» Exercise brief:
Repeat the data word for word. Do not include the pictures.

━━━ Listing ━━━

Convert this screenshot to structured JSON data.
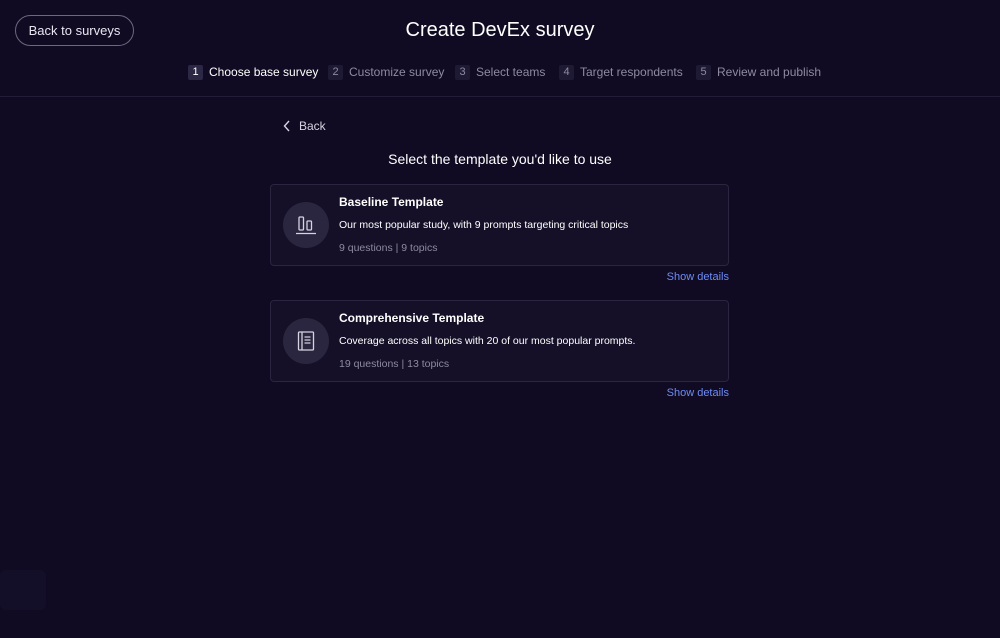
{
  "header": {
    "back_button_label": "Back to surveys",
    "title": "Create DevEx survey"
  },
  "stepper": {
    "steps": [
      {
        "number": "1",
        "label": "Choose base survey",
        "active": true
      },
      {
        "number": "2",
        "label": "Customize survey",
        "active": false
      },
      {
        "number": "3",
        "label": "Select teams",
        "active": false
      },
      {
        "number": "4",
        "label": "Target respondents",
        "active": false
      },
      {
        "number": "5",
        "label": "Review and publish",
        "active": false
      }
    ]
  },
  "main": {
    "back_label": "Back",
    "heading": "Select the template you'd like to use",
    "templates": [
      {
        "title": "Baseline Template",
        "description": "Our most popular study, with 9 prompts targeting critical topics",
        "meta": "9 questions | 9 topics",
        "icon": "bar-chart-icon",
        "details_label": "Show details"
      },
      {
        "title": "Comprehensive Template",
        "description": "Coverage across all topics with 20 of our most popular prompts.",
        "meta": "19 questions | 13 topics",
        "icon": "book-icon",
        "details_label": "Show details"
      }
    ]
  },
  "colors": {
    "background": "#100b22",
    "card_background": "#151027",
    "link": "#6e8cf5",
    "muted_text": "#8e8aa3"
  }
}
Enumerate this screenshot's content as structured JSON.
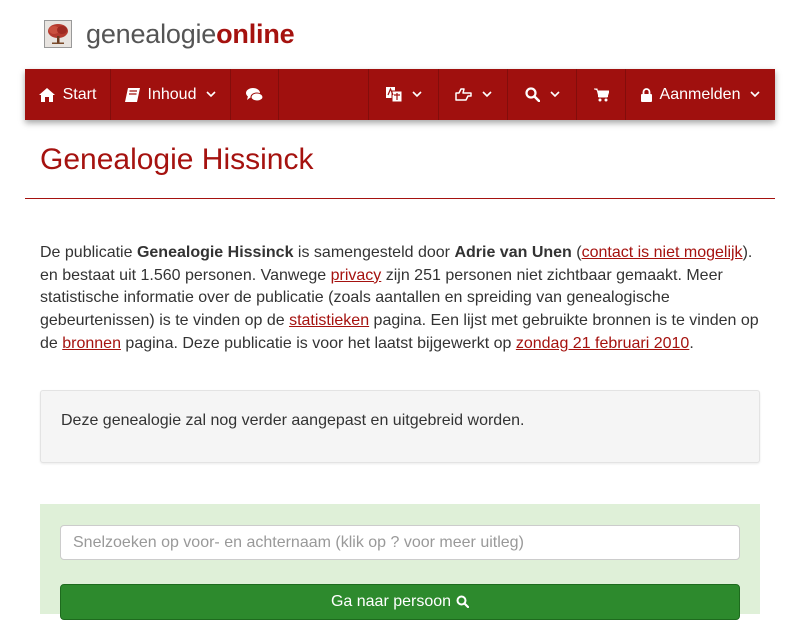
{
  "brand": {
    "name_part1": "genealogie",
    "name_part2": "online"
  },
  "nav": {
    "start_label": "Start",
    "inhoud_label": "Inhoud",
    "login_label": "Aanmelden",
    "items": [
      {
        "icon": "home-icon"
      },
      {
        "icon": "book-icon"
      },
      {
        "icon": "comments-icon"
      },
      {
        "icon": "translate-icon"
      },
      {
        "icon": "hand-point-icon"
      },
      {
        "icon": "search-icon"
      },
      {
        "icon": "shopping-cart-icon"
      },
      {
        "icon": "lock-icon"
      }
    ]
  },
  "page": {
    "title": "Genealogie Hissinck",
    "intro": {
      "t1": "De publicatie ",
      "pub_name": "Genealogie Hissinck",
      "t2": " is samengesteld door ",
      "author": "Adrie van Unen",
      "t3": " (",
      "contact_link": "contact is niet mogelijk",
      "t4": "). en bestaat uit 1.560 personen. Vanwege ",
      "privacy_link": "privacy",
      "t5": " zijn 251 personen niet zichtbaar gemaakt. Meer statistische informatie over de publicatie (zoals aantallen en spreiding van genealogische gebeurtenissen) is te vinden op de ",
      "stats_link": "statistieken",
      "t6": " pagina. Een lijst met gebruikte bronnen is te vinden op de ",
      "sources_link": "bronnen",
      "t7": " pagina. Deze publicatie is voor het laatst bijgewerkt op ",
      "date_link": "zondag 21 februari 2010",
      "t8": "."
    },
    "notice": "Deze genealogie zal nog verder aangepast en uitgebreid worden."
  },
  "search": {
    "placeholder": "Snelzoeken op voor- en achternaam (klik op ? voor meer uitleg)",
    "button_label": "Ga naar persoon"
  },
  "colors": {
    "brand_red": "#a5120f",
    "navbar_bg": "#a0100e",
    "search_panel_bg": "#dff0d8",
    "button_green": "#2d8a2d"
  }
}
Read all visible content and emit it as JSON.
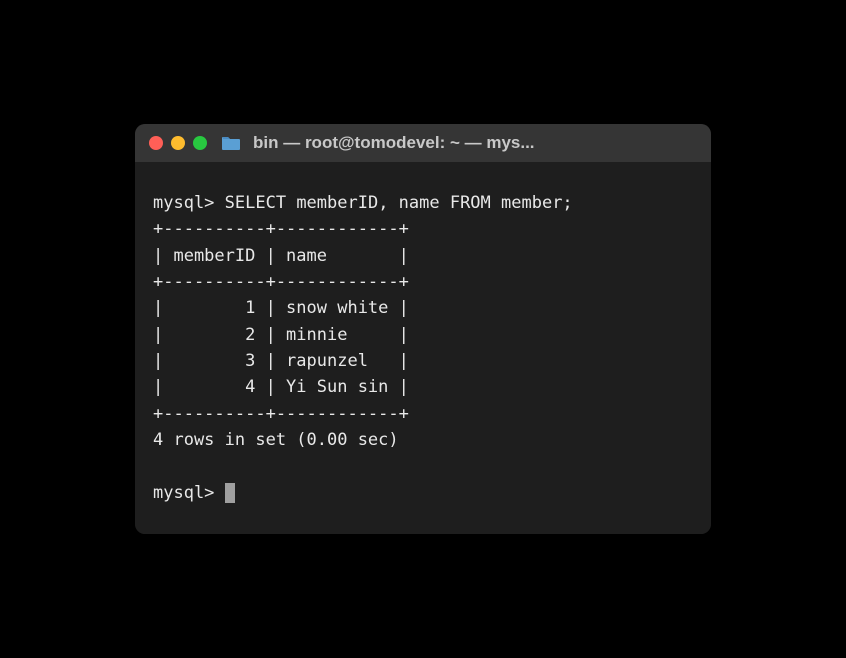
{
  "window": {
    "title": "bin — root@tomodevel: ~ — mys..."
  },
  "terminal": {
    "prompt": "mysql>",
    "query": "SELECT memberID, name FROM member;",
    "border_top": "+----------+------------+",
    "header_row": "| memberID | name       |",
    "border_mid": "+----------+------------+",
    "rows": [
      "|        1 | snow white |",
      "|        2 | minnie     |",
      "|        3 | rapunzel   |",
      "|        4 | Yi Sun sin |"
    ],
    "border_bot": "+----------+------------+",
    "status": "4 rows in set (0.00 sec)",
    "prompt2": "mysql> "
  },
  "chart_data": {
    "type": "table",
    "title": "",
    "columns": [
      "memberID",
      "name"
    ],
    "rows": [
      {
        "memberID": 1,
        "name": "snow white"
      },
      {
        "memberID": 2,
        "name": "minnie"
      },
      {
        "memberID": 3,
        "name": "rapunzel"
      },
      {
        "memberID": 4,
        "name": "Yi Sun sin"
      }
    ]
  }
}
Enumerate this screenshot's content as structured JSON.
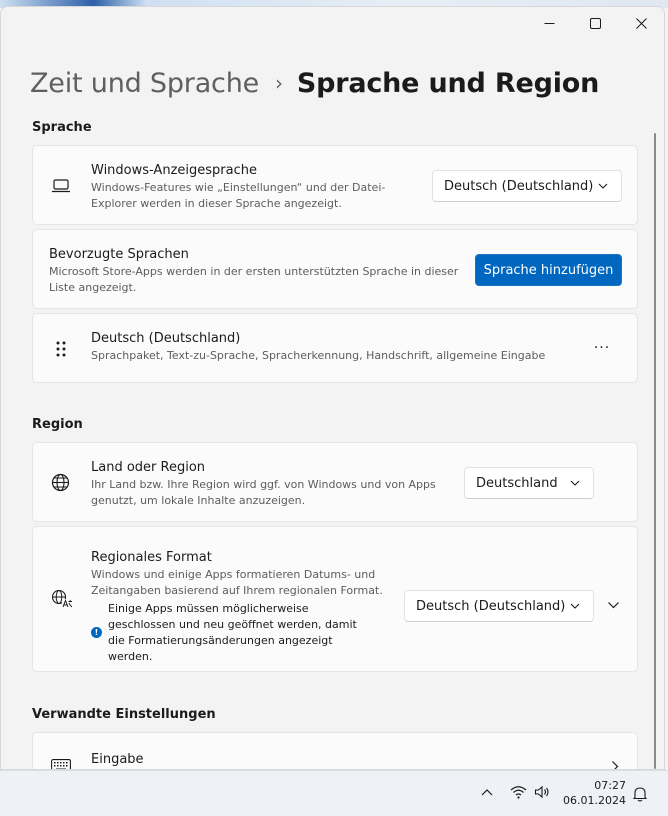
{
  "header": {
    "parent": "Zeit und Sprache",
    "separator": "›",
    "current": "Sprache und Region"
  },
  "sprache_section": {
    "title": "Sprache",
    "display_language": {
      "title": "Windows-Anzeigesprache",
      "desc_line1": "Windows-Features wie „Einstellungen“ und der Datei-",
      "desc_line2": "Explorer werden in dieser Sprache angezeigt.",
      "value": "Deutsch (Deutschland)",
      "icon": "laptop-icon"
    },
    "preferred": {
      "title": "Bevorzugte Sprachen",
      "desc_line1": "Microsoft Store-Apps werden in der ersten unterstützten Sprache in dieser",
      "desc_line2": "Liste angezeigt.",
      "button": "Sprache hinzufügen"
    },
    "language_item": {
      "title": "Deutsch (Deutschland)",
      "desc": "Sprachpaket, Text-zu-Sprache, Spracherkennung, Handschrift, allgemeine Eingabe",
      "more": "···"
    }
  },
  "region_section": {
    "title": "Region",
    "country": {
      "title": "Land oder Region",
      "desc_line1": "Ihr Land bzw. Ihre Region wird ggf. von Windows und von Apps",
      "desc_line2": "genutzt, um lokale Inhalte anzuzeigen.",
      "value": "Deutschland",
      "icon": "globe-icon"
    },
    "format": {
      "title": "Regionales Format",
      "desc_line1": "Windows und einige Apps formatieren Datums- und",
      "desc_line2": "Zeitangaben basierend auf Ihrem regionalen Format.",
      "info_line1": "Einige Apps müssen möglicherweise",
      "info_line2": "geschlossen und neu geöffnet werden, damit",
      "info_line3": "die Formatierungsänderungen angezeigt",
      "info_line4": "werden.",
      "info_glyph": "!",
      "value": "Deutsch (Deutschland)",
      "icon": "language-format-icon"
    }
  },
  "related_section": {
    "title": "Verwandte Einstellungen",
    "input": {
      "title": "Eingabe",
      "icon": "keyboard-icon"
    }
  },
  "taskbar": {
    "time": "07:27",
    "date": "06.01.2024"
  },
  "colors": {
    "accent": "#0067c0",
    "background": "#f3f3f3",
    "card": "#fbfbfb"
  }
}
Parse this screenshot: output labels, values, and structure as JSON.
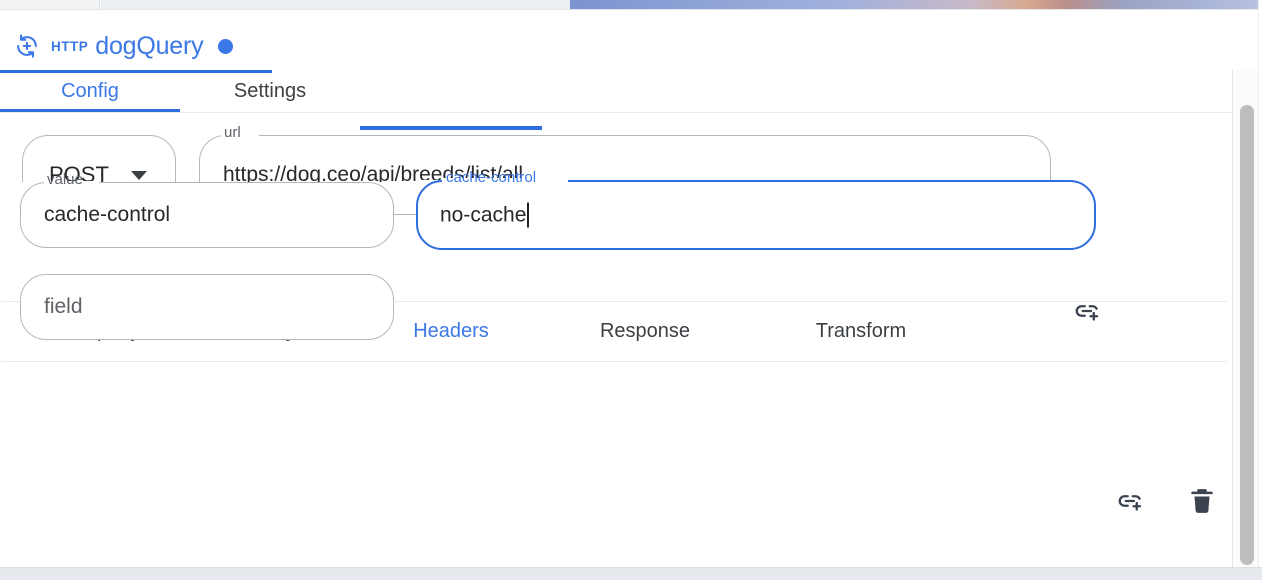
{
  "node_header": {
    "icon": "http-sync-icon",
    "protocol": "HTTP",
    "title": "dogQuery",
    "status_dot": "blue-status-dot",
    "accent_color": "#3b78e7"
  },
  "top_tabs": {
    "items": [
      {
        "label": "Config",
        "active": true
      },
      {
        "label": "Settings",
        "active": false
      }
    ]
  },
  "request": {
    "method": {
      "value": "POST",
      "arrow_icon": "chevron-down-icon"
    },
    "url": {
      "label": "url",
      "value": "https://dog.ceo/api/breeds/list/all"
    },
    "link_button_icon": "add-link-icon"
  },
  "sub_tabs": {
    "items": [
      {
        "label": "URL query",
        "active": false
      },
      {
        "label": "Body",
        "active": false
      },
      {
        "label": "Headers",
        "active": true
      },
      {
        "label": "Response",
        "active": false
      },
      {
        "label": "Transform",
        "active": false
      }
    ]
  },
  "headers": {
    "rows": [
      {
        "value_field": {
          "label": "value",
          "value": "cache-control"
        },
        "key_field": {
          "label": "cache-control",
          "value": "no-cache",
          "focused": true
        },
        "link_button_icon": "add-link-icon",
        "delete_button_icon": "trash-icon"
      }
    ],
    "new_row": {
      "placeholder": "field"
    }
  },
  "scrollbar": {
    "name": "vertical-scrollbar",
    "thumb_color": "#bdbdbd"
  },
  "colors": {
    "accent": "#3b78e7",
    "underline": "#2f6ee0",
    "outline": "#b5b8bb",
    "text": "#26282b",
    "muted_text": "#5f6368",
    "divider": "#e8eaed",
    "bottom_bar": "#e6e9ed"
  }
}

━━━

» Written answer:
Convert this screenshot to structured JSON data.
{
  "header": {
    "back_button_label": "Back to surveys",
    "title": "Create DevEx survey"
  },
  "stepper": {
    "steps": [
      {
        "number": "1",
        "label": "Choose base survey",
        "active": true
      },
      {
        "number": "2",
        "label": "Customize survey",
        "active": false
      },
      {
        "number": "3",
        "label": "Select teams",
        "active": false
      },
      {
        "number": "4",
        "label": "Target respondents",
        "active": false
      },
      {
        "number": "5",
        "label": "Review and publish",
        "active": false
      }
    ]
  },
  "main": {
    "back_label": "Back",
    "heading": "Select the template you'd like to use",
    "templates": [
      {
        "title": "Baseline Template",
        "description": "Our most popular study, with 9 prompts targeting critical topics",
        "meta": "9 questions | 9 topics",
        "icon": "bar-chart-icon",
        "details_label": "Show details"
      },
      {
        "title": "Comprehensive Template",
        "description": "Coverage across all topics with 20 of our most popular prompts.",
        "meta": "19 questions | 13 topics",
        "icon": "book-icon",
        "details_label": "Show details"
      }
    ]
  },
  "colors": {
    "background": "#100b22",
    "card_background": "#151027",
    "link": "#6e8cf5",
    "muted_text": "#8e8aa3"
  }
}
Enumerate this screenshot's content as structured JSON.
{
  "brand": {
    "name_part1": "genealogie",
    "name_part2": "online"
  },
  "nav": {
    "start_label": "Start",
    "inhoud_label": "Inhoud",
    "login_label": "Aanmelden",
    "items": [
      {
        "icon": "home-icon"
      },
      {
        "icon": "book-icon"
      },
      {
        "icon": "comments-icon"
      },
      {
        "icon": "translate-icon"
      },
      {
        "icon": "hand-point-icon"
      },
      {
        "icon": "search-icon"
      },
      {
        "icon": "shopping-cart-icon"
      },
      {
        "icon": "lock-icon"
      }
    ]
  },
  "page": {
    "title": "Genealogie Hissinck",
    "intro": {
      "t1": "De publicatie ",
      "pub_name": "Genealogie Hissinck",
      "t2": " is samengesteld door ",
      "author": "Adrie van Unen",
      "t3": " (",
      "contact_link": "contact is niet mogelijk",
      "t4": "). en bestaat uit 1.560 personen. Vanwege ",
      "privacy_link": "privacy",
      "t5": " zijn 251 personen niet zichtbaar gemaakt. Meer statistische informatie over de publicatie (zoals aantallen en spreiding van genealogische gebeurtenissen) is te vinden op de ",
      "stats_link": "statistieken",
      "t6": " pagina. Een lijst met gebruikte bronnen is te vinden op de ",
      "sources_link": "bronnen",
      "t7": " pagina. Deze publicatie is voor het laatst bijgewerkt op ",
      "date_link": "zondag 21 februari 2010",
      "t8": "."
    },
    "notice": "Deze genealogie zal nog verder aangepast en uitgebreid worden."
  },
  "search": {
    "placeholder": "Snelzoeken op voor- en achternaam (klik op ? voor meer uitleg)",
    "button_label": "Ga naar persoon"
  },
  "colors": {
    "brand_red": "#a5120f",
    "navbar_bg": "#a0100e",
    "search_panel_bg": "#dff0d8",
    "button_green": "#2d8a2d"
  }
}
Read all visible content and emit it as JSON.
{
  "window": {
    "title": "bin — root@tomodevel: ~ — mys..."
  },
  "terminal": {
    "prompt": "mysql>",
    "query": "SELECT memberID, name FROM member;",
    "border_top": "+----------+------------+",
    "header_row": "| memberID | name       |",
    "border_mid": "+----------+------------+",
    "rows": [
      "|        1 | snow white |",
      "|        2 | minnie     |",
      "|        3 | rapunzel   |",
      "|        4 | Yi Sun sin |"
    ],
    "border_bot": "+----------+------------+",
    "status": "4 rows in set (0.00 sec)",
    "prompt2": "mysql> "
  },
  "chart_data": {
    "type": "table",
    "title": "",
    "columns": [
      "memberID",
      "name"
    ],
    "rows": [
      {
        "memberID": 1,
        "name": "snow white"
      },
      {
        "memberID": 2,
        "name": "minnie"
      },
      {
        "memberID": 3,
        "name": "rapunzel"
      },
      {
        "memberID": 4,
        "name": "Yi Sun sin"
      }
    ]
  }
}
Enumerate this screenshot's content as structured JSON.
{
  "header": {
    "parent": "Zeit und Sprache",
    "separator": "›",
    "current": "Sprache und Region"
  },
  "sprache_section": {
    "title": "Sprache",
    "display_language": {
      "title": "Windows-Anzeigesprache",
      "desc_line1": "Windows-Features wie „Einstellungen“ und der Datei-",
      "desc_line2": "Explorer werden in dieser Sprache angezeigt.",
      "value": "Deutsch (Deutschland)",
      "icon": "laptop-icon"
    },
    "preferred": {
      "title": "Bevorzugte Sprachen",
      "desc_line1": "Microsoft Store-Apps werden in der ersten unterstützten Sprache in dieser",
      "desc_line2": "Liste angezeigt.",
      "button": "Sprache hinzufügen"
    },
    "language_item": {
      "title": "Deutsch (Deutschland)",
      "desc": "Sprachpaket, Text-zu-Sprache, Spracherkennung, Handschrift, allgemeine Eingabe",
      "more": "···"
    }
  },
  "region_section": {
    "title": "Region",
    "country": {
      "title": "Land oder Region",
      "desc_line1": "Ihr Land bzw. Ihre Region wird ggf. von Windows und von Apps",
      "desc_line2": "genutzt, um lokale Inhalte anzuzeigen.",
      "value": "Deutschland",
      "icon": "globe-icon"
    },
    "format": {
      "title": "Regionales Format",
      "desc_line1": "Windows und einige Apps formatieren Datums- und",
      "desc_line2": "Zeitangaben basierend auf Ihrem regionalen Format.",
      "info_line1": "Einige Apps müssen möglicherweise",
      "info_line2": "geschlossen und neu geöffnet werden, damit",
      "info_line3": "die Formatierungsänderungen angezeigt",
      "info_line4": "werden.",
      "info_glyph": "!",
      "value": "Deutsch (Deutschland)",
      "icon": "language-format-icon"
    }
  },
  "related_section": {
    "title": "Verwandte Einstellungen",
    "input": {
      "title": "Eingabe",
      "icon": "keyboard-icon"
    }
  },
  "taskbar": {
    "time": "07:27",
    "date": "06.01.2024"
  },
  "colors": {
    "accent": "#0067c0",
    "background": "#f3f3f3",
    "card": "#fbfbfb"
  }
}
Parse this screenshot: output labels, values, and structure as JSON.
{
  "node_header": {
    "icon": "http-sync-icon",
    "protocol": "HTTP",
    "title": "dogQuery",
    "status_dot": "blue-status-dot",
    "accent_color": "#3b78e7"
  },
  "top_tabs": {
    "items": [
      {
        "label": "Config",
        "active": true
      },
      {
        "label": "Settings",
        "active": false
      }
    ]
  },
  "request": {
    "method": {
      "value": "POST",
      "arrow_icon": "chevron-down-icon"
    },
    "url": {
      "label": "url",
      "value": "https://dog.ceo/api/breeds/list/all"
    },
    "link_button_icon": "add-link-icon"
  },
  "sub_tabs": {
    "items": [
      {
        "label": "URL query",
        "active": false
      },
      {
        "label": "Body",
        "active": false
      },
      {
        "label": "Headers",
        "active": true
      },
      {
        "label": "Response",
        "active": false
      },
      {
        "label": "Transform",
        "active": false
      }
    ]
  },
  "headers": {
    "rows": [
      {
        "value_field": {
          "label": "value",
          "value": "cache-control"
        },
        "key_field": {
          "label": "cache-control",
          "value": "no-cache",
          "focused": true
        },
        "link_button_icon": "add-link-icon",
        "delete_button_icon": "trash-icon"
      }
    ],
    "new_row": {
      "placeholder": "field"
    }
  },
  "scrollbar": {
    "name": "vertical-scrollbar",
    "thumb_color": "#bdbdbd"
  },
  "colors": {
    "accent": "#3b78e7",
    "underline": "#2f6ee0",
    "outline": "#b5b8bb",
    "text": "#26282b",
    "muted_text": "#5f6368",
    "divider": "#e8eaed",
    "bottom_bar": "#e6e9ed"
  }
}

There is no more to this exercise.